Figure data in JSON
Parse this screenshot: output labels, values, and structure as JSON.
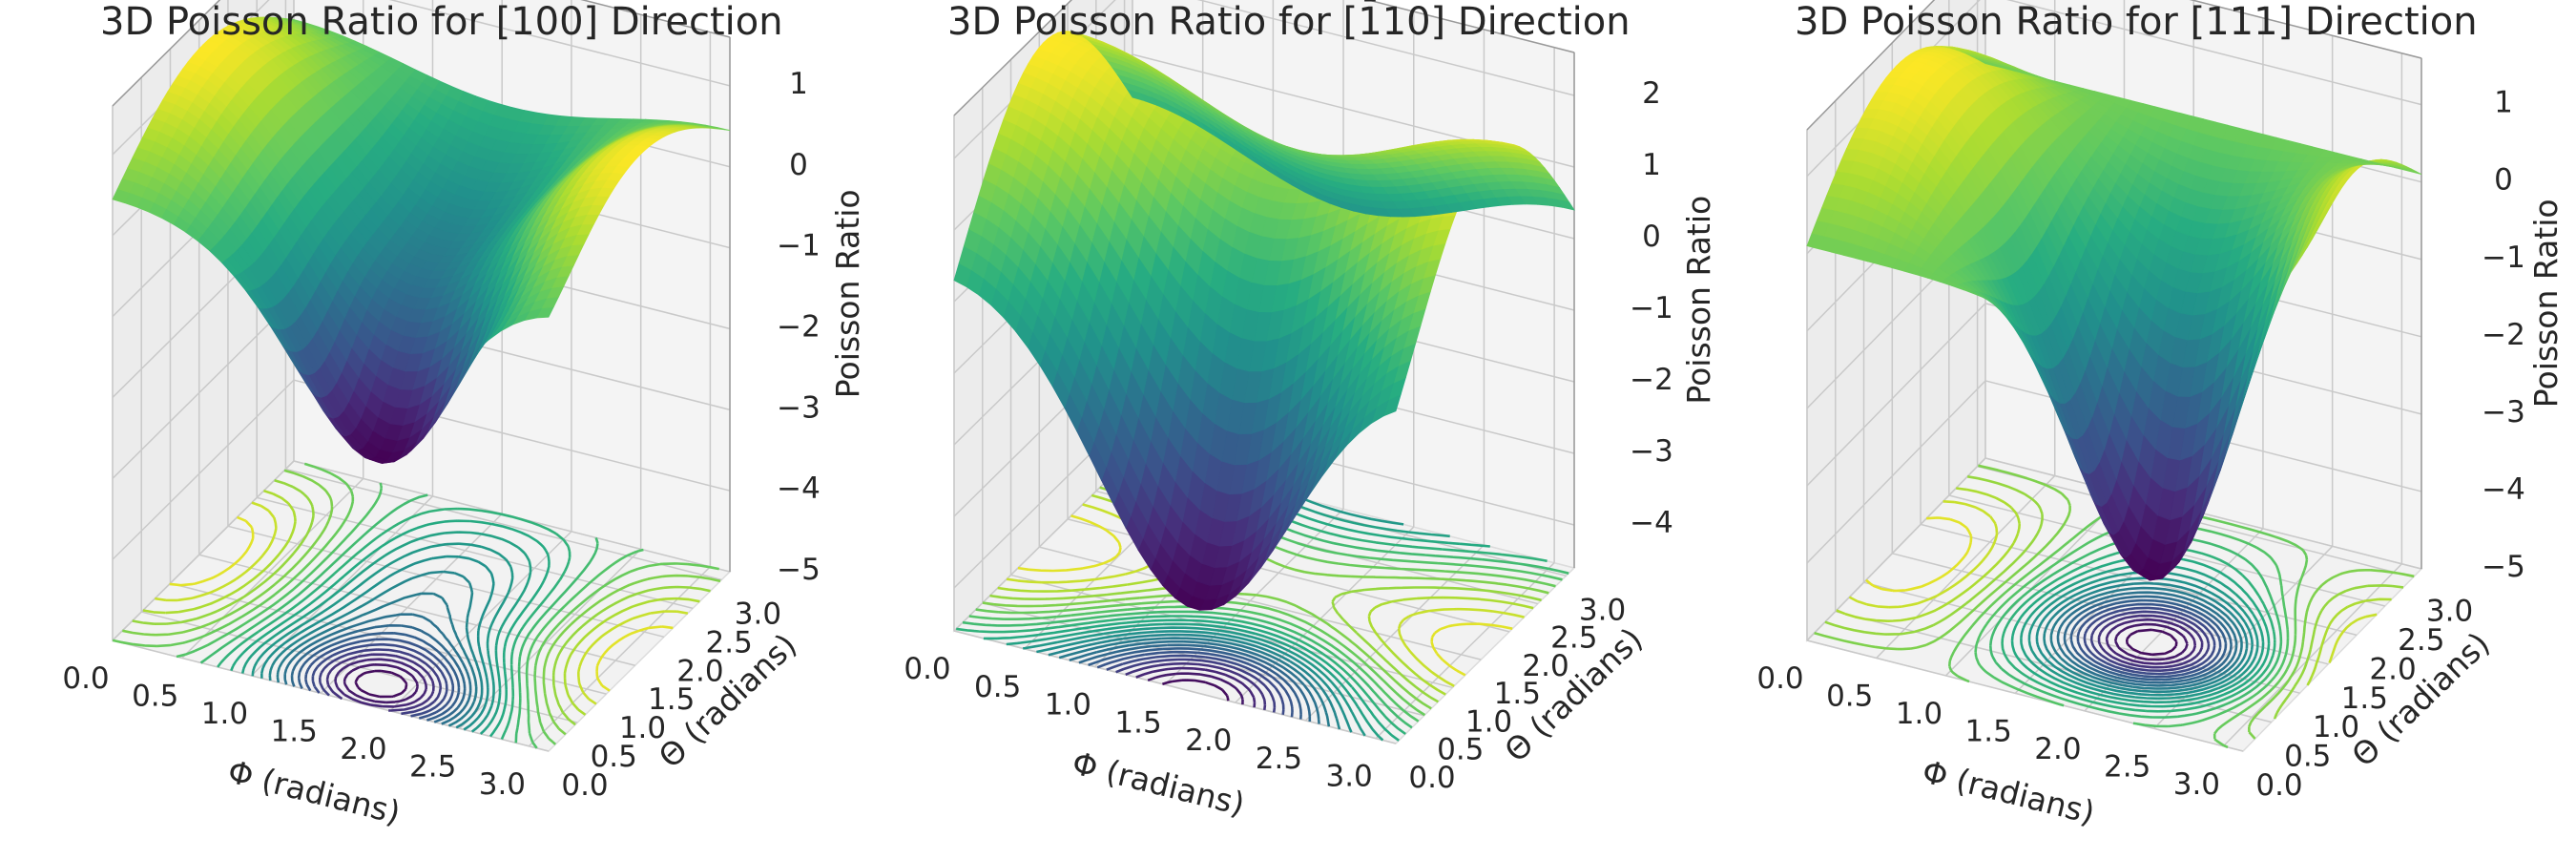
{
  "colors": {
    "low": "#440154",
    "mid": "#21918c",
    "high": "#fde725"
  },
  "chart_data": [
    {
      "type": "surface3d",
      "title": "3D Poisson Ratio for [100] Direction",
      "xlabel": "Φ (radians)",
      "ylabel": "Θ (radians)",
      "zlabel": "Poisson Ratio",
      "xticks": [
        "0.0",
        "0.5",
        "1.0",
        "1.5",
        "2.0",
        "2.5",
        "3.0"
      ],
      "yticks": [
        "0.0",
        "0.5",
        "1.0",
        "1.5",
        "2.0",
        "2.5",
        "3.0"
      ],
      "zticks": [
        "−5",
        "−4",
        "−3",
        "−2",
        "−1",
        "0",
        "1"
      ],
      "xlim": [
        0,
        3.14
      ],
      "ylim": [
        0,
        3.14
      ],
      "zlim": [
        -5,
        1.6
      ],
      "colormap": "viridis",
      "contour_projection": "floor",
      "grid": true,
      "z_range_estimated": [
        -4.6,
        1.2
      ]
    },
    {
      "type": "surface3d",
      "title": "3D Poisson Ratio for [1̄10] Direction",
      "xlabel": "Φ (radians)",
      "ylabel": "Θ (radians)",
      "zlabel": "Poisson Ratio",
      "xticks": [
        "0.0",
        "0.5",
        "1.0",
        "1.5",
        "2.0",
        "2.5",
        "3.0"
      ],
      "yticks": [
        "0.0",
        "0.5",
        "1.0",
        "1.5",
        "2.0",
        "2.5",
        "3.0"
      ],
      "zticks": [
        "−4",
        "−3",
        "−2",
        "−1",
        "0",
        "1",
        "2"
      ],
      "xlim": [
        0,
        3.14
      ],
      "ylim": [
        0,
        3.14
      ],
      "zlim": [
        -4.6,
        2.6
      ],
      "colormap": "viridis",
      "contour_projection": "floor",
      "grid": true,
      "z_range_estimated": [
        -4.4,
        2.4
      ]
    },
    {
      "type": "surface3d",
      "title": "3D Poisson Ratio for [111] Direction",
      "xlabel": "Φ (radians)",
      "ylabel": "Θ (radians)",
      "zlabel": "Poisson Ratio",
      "xticks": [
        "0.0",
        "0.5",
        "1.0",
        "1.5",
        "2.0",
        "2.5",
        "3.0"
      ],
      "yticks": [
        "0.0",
        "0.5",
        "1.0",
        "1.5",
        "2.0",
        "2.5",
        "3.0"
      ],
      "zticks": [
        "−5",
        "−4",
        "−3",
        "−2",
        "−1",
        "0",
        "1"
      ],
      "xlim": [
        0,
        3.14
      ],
      "ylim": [
        0,
        3.14
      ],
      "zlim": [
        -5,
        1.6
      ],
      "colormap": "viridis",
      "contour_projection": "floor",
      "grid": true,
      "z_range_estimated": [
        -4.8,
        1.4
      ]
    }
  ]
}
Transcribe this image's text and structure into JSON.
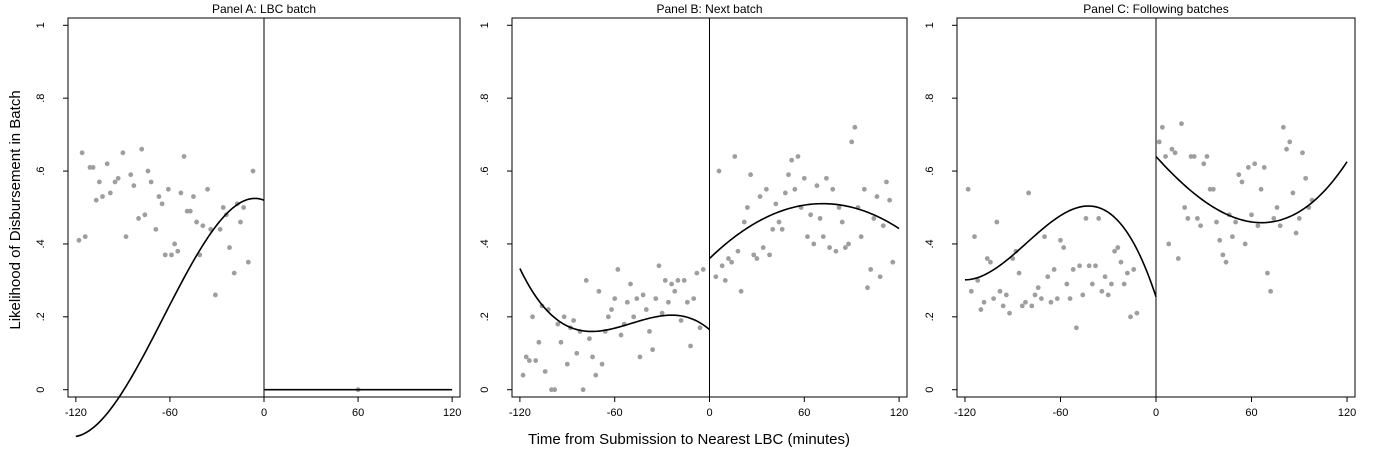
{
  "figure": {
    "ylabel": "Likelihood of Disbursement in Batch",
    "xlabel": "Time from Submission to Nearest LBC (minutes)"
  },
  "chart_data": [
    {
      "type": "scatter",
      "title": "Panel A: LBC batch",
      "xlim": [
        -125,
        125
      ],
      "ylim": [
        -0.02,
        1.02
      ],
      "xticks": [
        -120,
        -60,
        0,
        60,
        120
      ],
      "yticks": [
        0,
        0.2,
        0.4,
        0.6,
        0.8,
        1
      ],
      "ytick_labels": [
        "0",
        ".2",
        ".4",
        ".6",
        ".8",
        "1"
      ],
      "cutoff": 0,
      "points": [
        [
          -118,
          0.41
        ],
        [
          -116,
          0.65
        ],
        [
          -114,
          0.42
        ],
        [
          -111,
          0.61
        ],
        [
          -109,
          0.61
        ],
        [
          -107,
          0.52
        ],
        [
          -105,
          0.57
        ],
        [
          -103,
          0.53
        ],
        [
          -100,
          0.62
        ],
        [
          -98,
          0.54
        ],
        [
          -95,
          0.57
        ],
        [
          -93,
          0.58
        ],
        [
          -90,
          0.65
        ],
        [
          -88,
          0.42
        ],
        [
          -85,
          0.59
        ],
        [
          -83,
          0.56
        ],
        [
          -80,
          0.47
        ],
        [
          -78,
          0.66
        ],
        [
          -76,
          0.48
        ],
        [
          -74,
          0.6
        ],
        [
          -72,
          0.57
        ],
        [
          -69,
          0.44
        ],
        [
          -67,
          0.53
        ],
        [
          -65,
          0.51
        ],
        [
          -63,
          0.37
        ],
        [
          -61,
          0.55
        ],
        [
          -59,
          0.37
        ],
        [
          -57,
          0.4
        ],
        [
          -55,
          0.38
        ],
        [
          -53,
          0.54
        ],
        [
          -51,
          0.64
        ],
        [
          -49,
          0.49
        ],
        [
          -47,
          0.49
        ],
        [
          -45,
          0.53
        ],
        [
          -43,
          0.46
        ],
        [
          -41,
          0.37
        ],
        [
          -39,
          0.45
        ],
        [
          -36,
          0.55
        ],
        [
          -34,
          0.44
        ],
        [
          -31,
          0.26
        ],
        [
          -28,
          0.44
        ],
        [
          -26,
          0.5
        ],
        [
          -24,
          0.48
        ],
        [
          -22,
          0.39
        ],
        [
          -19,
          0.32
        ],
        [
          -17,
          0.51
        ],
        [
          -15,
          0.46
        ],
        [
          -13,
          0.5
        ],
        [
          -10,
          0.35
        ],
        [
          -7,
          0.6
        ],
        [
          60,
          0.0
        ]
      ],
      "fits": [
        {
          "x_range": [
            -120,
            0
          ],
          "coef": [
            0.52,
            -0.00175,
            -0.000158,
            -8.2e-07
          ]
        },
        {
          "x_range": [
            0,
            120
          ],
          "coef": [
            0.0,
            0.0,
            0.0,
            0.0
          ]
        }
      ]
    },
    {
      "type": "scatter",
      "title": "Panel B: Next batch",
      "xlim": [
        -125,
        125
      ],
      "ylim": [
        -0.02,
        1.02
      ],
      "xticks": [
        -120,
        -60,
        0,
        60,
        120
      ],
      "yticks": [
        0,
        0.2,
        0.4,
        0.6,
        0.8,
        1
      ],
      "ytick_labels": [
        "0",
        ".2",
        ".4",
        ".6",
        ".8",
        "1"
      ],
      "cutoff": 0,
      "points": [
        [
          -118,
          0.04
        ],
        [
          -116,
          0.09
        ],
        [
          -114,
          0.08
        ],
        [
          -112,
          0.2
        ],
        [
          -110,
          0.08
        ],
        [
          -108,
          0.13
        ],
        [
          -106,
          0.23
        ],
        [
          -104,
          0.05
        ],
        [
          -102,
          0.22
        ],
        [
          -100,
          0.0
        ],
        [
          -98,
          0.0
        ],
        [
          -96,
          0.18
        ],
        [
          -94,
          0.13
        ],
        [
          -92,
          0.2
        ],
        [
          -90,
          0.07
        ],
        [
          -88,
          0.17
        ],
        [
          -86,
          0.19
        ],
        [
          -84,
          0.1
        ],
        [
          -82,
          0.16
        ],
        [
          -80,
          0.0
        ],
        [
          -78,
          0.3
        ],
        [
          -76,
          0.14
        ],
        [
          -74,
          0.09
        ],
        [
          -72,
          0.04
        ],
        [
          -70,
          0.27
        ],
        [
          -68,
          0.07
        ],
        [
          -66,
          0.16
        ],
        [
          -64,
          0.2
        ],
        [
          -62,
          0.22
        ],
        [
          -60,
          0.25
        ],
        [
          -58,
          0.33
        ],
        [
          -56,
          0.15
        ],
        [
          -54,
          0.18
        ],
        [
          -52,
          0.24
        ],
        [
          -50,
          0.29
        ],
        [
          -48,
          0.2
        ],
        [
          -46,
          0.25
        ],
        [
          -44,
          0.09
        ],
        [
          -42,
          0.26
        ],
        [
          -40,
          0.22
        ],
        [
          -38,
          0.16
        ],
        [
          -36,
          0.11
        ],
        [
          -34,
          0.25
        ],
        [
          -32,
          0.34
        ],
        [
          -30,
          0.21
        ],
        [
          -28,
          0.3
        ],
        [
          -26,
          0.24
        ],
        [
          -24,
          0.29
        ],
        [
          -22,
          0.27
        ],
        [
          -20,
          0.3
        ],
        [
          -18,
          0.19
        ],
        [
          -16,
          0.3
        ],
        [
          -14,
          0.24
        ],
        [
          -12,
          0.12
        ],
        [
          -10,
          0.25
        ],
        [
          -8,
          0.32
        ],
        [
          -6,
          0.17
        ],
        [
          -4,
          0.33
        ],
        [
          4,
          0.31
        ],
        [
          6,
          0.6
        ],
        [
          8,
          0.34
        ],
        [
          10,
          0.3
        ],
        [
          12,
          0.36
        ],
        [
          14,
          0.35
        ],
        [
          16,
          0.64
        ],
        [
          18,
          0.38
        ],
        [
          20,
          0.27
        ],
        [
          22,
          0.46
        ],
        [
          24,
          0.5
        ],
        [
          26,
          0.59
        ],
        [
          28,
          0.37
        ],
        [
          30,
          0.36
        ],
        [
          32,
          0.53
        ],
        [
          34,
          0.39
        ],
        [
          36,
          0.55
        ],
        [
          38,
          0.37
        ],
        [
          40,
          0.44
        ],
        [
          42,
          0.51
        ],
        [
          44,
          0.46
        ],
        [
          46,
          0.44
        ],
        [
          48,
          0.54
        ],
        [
          50,
          0.59
        ],
        [
          52,
          0.63
        ],
        [
          54,
          0.55
        ],
        [
          56,
          0.64
        ],
        [
          58,
          0.5
        ],
        [
          60,
          0.58
        ],
        [
          62,
          0.42
        ],
        [
          64,
          0.48
        ],
        [
          66,
          0.4
        ],
        [
          68,
          0.56
        ],
        [
          70,
          0.47
        ],
        [
          72,
          0.42
        ],
        [
          74,
          0.58
        ],
        [
          76,
          0.39
        ],
        [
          78,
          0.55
        ],
        [
          80,
          0.38
        ],
        [
          82,
          0.5
        ],
        [
          84,
          0.46
        ],
        [
          86,
          0.39
        ],
        [
          88,
          0.4
        ],
        [
          90,
          0.68
        ],
        [
          92,
          0.72
        ],
        [
          94,
          0.5
        ],
        [
          96,
          0.42
        ],
        [
          98,
          0.55
        ],
        [
          100,
          0.28
        ],
        [
          102,
          0.33
        ],
        [
          104,
          0.47
        ],
        [
          106,
          0.53
        ],
        [
          108,
          0.31
        ],
        [
          110,
          0.45
        ],
        [
          112,
          0.57
        ],
        [
          114,
          0.52
        ],
        [
          116,
          0.35
        ]
      ],
      "fits": [
        {
          "x_range": [
            -120,
            0
          ],
          "coef": [
            0.165,
            -0.0037,
            -0.000102,
            -6.9e-07
          ]
        },
        {
          "x_range": [
            0,
            120
          ],
          "coef": [
            0.36,
            0.0042,
            -2.93e-05,
            0.0
          ]
        }
      ]
    },
    {
      "type": "scatter",
      "title": "Panel C: Following batches",
      "xlim": [
        -125,
        125
      ],
      "ylim": [
        -0.02,
        1.02
      ],
      "xticks": [
        -120,
        -60,
        0,
        60,
        120
      ],
      "yticks": [
        0,
        0.2,
        0.4,
        0.6,
        0.8,
        1
      ],
      "ytick_labels": [
        "0",
        ".2",
        ".4",
        ".6",
        ".8",
        "1"
      ],
      "cutoff": 0,
      "points": [
        [
          -118,
          0.55
        ],
        [
          -116,
          0.27
        ],
        [
          -114,
          0.42
        ],
        [
          -112,
          0.3
        ],
        [
          -110,
          0.22
        ],
        [
          -108,
          0.24
        ],
        [
          -106,
          0.36
        ],
        [
          -104,
          0.35
        ],
        [
          -102,
          0.25
        ],
        [
          -100,
          0.46
        ],
        [
          -98,
          0.27
        ],
        [
          -96,
          0.23
        ],
        [
          -94,
          0.26
        ],
        [
          -92,
          0.21
        ],
        [
          -90,
          0.36
        ],
        [
          -88,
          0.38
        ],
        [
          -86,
          0.32
        ],
        [
          -84,
          0.23
        ],
        [
          -82,
          0.24
        ],
        [
          -80,
          0.54
        ],
        [
          -78,
          0.23
        ],
        [
          -76,
          0.26
        ],
        [
          -74,
          0.28
        ],
        [
          -72,
          0.25
        ],
        [
          -70,
          0.42
        ],
        [
          -68,
          0.31
        ],
        [
          -66,
          0.24
        ],
        [
          -64,
          0.33
        ],
        [
          -62,
          0.25
        ],
        [
          -60,
          0.41
        ],
        [
          -58,
          0.39
        ],
        [
          -56,
          0.29
        ],
        [
          -54,
          0.25
        ],
        [
          -52,
          0.33
        ],
        [
          -50,
          0.17
        ],
        [
          -48,
          0.34
        ],
        [
          -46,
          0.26
        ],
        [
          -44,
          0.47
        ],
        [
          -42,
          0.34
        ],
        [
          -40,
          0.29
        ],
        [
          -38,
          0.34
        ],
        [
          -36,
          0.47
        ],
        [
          -34,
          0.27
        ],
        [
          -32,
          0.31
        ],
        [
          -30,
          0.26
        ],
        [
          -28,
          0.29
        ],
        [
          -26,
          0.38
        ],
        [
          -24,
          0.39
        ],
        [
          -22,
          0.35
        ],
        [
          -20,
          0.29
        ],
        [
          -18,
          0.32
        ],
        [
          -16,
          0.2
        ],
        [
          -14,
          0.33
        ],
        [
          -12,
          0.21
        ],
        [
          2,
          0.68
        ],
        [
          4,
          0.72
        ],
        [
          6,
          0.64
        ],
        [
          8,
          0.4
        ],
        [
          10,
          0.66
        ],
        [
          12,
          0.65
        ],
        [
          14,
          0.36
        ],
        [
          16,
          0.73
        ],
        [
          18,
          0.5
        ],
        [
          20,
          0.47
        ],
        [
          22,
          0.64
        ],
        [
          24,
          0.64
        ],
        [
          26,
          0.47
        ],
        [
          28,
          0.45
        ],
        [
          30,
          0.62
        ],
        [
          32,
          0.64
        ],
        [
          34,
          0.55
        ],
        [
          36,
          0.55
        ],
        [
          38,
          0.46
        ],
        [
          40,
          0.41
        ],
        [
          42,
          0.37
        ],
        [
          44,
          0.35
        ],
        [
          46,
          0.48
        ],
        [
          48,
          0.42
        ],
        [
          50,
          0.46
        ],
        [
          52,
          0.59
        ],
        [
          54,
          0.57
        ],
        [
          56,
          0.4
        ],
        [
          58,
          0.61
        ],
        [
          60,
          0.48
        ],
        [
          62,
          0.62
        ],
        [
          64,
          0.45
        ],
        [
          66,
          0.55
        ],
        [
          68,
          0.61
        ],
        [
          70,
          0.32
        ],
        [
          72,
          0.27
        ],
        [
          74,
          0.47
        ],
        [
          76,
          0.5
        ],
        [
          78,
          0.45
        ],
        [
          80,
          0.72
        ],
        [
          82,
          0.66
        ],
        [
          84,
          0.68
        ],
        [
          86,
          0.54
        ],
        [
          88,
          0.43
        ],
        [
          90,
          0.47
        ],
        [
          92,
          0.65
        ],
        [
          94,
          0.58
        ],
        [
          96,
          0.5
        ],
        [
          98,
          0.52
        ]
      ],
      "fits": [
        {
          "x_range": [
            -120,
            0
          ],
          "coef": [
            0.255,
            -0.0133,
            -0.000212,
            -8.7e-07
          ]
        },
        {
          "x_range": [
            0,
            120
          ],
          "coef": [
            0.64,
            -0.00486,
            2.27e-05,
            1.4e-07
          ]
        }
      ]
    }
  ]
}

Aim of the exercise: For each line of the listing that holds the word "structure", show that line.

Response to the task:
Parse this screenshot: output labels, values, and structure as JSON.
Transcribe this image's text and structure into JSON.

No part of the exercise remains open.